**PROBLEM REQUIREMENTS:**
Write out each entry again. Keep every word exactly as it is.

[Dataset items]

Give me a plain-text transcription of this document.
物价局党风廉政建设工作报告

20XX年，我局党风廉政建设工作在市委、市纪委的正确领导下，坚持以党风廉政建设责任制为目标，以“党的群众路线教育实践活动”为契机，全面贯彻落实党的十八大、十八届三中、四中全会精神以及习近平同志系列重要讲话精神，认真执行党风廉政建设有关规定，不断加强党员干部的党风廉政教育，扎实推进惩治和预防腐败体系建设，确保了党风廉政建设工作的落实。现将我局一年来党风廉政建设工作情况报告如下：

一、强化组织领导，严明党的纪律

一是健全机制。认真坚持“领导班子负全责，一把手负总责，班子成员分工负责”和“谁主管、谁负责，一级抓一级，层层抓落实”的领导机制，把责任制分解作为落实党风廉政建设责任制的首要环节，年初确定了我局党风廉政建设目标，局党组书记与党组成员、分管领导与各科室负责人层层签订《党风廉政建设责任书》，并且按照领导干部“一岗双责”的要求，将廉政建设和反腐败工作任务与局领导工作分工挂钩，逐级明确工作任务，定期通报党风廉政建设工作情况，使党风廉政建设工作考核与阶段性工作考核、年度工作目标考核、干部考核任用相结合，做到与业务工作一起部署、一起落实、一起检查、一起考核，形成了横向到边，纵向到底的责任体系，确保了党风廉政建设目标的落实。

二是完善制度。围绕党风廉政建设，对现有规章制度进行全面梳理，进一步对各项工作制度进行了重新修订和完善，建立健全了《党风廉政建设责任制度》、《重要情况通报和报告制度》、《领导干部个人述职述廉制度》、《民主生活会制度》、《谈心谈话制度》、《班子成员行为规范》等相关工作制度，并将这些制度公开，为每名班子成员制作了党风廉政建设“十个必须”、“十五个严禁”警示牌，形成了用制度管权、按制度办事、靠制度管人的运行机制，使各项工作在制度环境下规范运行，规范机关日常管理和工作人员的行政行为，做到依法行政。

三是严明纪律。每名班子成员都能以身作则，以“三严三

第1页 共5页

**ANSWER TO THE EXERCISE:**
Give me a plain-text transcription of this document.
物价局党风廉政建设工作报告

20XX年，我局党风廉政建设工作在市委、市纪委的正确领导下，坚持以党风廉政建设责任制为目标，以“党的群众路线教育实践活动”为契机，全面贯彻落实党的十八大、十八届三中、四中全会精神以及习近平同志系列重要讲话精神，认真执行党风廉政建设有关规定，不断加强党员干部的党风廉政教育，扎实推进惩治和预防腐败体系建设，确保了党风廉政建设工作的落实。现将我局一年来党风廉政建设工作情况报告如下：

一、强化组织领导，严明党的纪律

一是健全机制。认真坚持“领导班子负全责，一把手负总责，班子成员分工负责”和“谁主管、谁负责，一级抓一级，层层抓落实”的领导机制，把责任制分解作为落实党风廉政建设责任制的首要环节，年初确定了我局党风廉政建设目标，局党组书记与党组成员、分管领导与各科室负责人层层签订《党风廉政建设责任书》，并且按照领导干部“一岗双责”的要求，将廉政建设和反腐败工作任务与局领导工作分工挂钩，逐级明确工作任务，定期通报党风廉政建设工作情况，使党风廉政建设工作考核与阶段性工作考核、年度工作目标考核、干部考核任用相结合，做到与业务工作一起部署、一起落实、一起检查、一起考核，形成了横向到边，纵向到底的责任体系，确保了党风廉政建设目标的落实。

二是完善制度。围绕党风廉政建设，对现有规章制度进行全面梳理，进一步对各项工作制度进行了重新修订和完善，建立健全了《党风廉政建设责任制度》、《重要情况通报和报告制度》、《领导干部个人述职述廉制度》、《民主生活会制度》、《谈心谈话制度》、《班子成员行为规范》等相关工作制度，并将这些制度公开，为每名班子成员制作了党风廉政建设“十个必须”、“十五个严禁”警示牌，形成了用制度管权、按制度办事、靠制度管人的运行机制，使各项工作在制度环境下规范运行，规范机关日常管理和工作人员的行政行为，做到依法行政。

三是严明纪律。每名班子成员都能以身作则，以“三严三

第1页 共5页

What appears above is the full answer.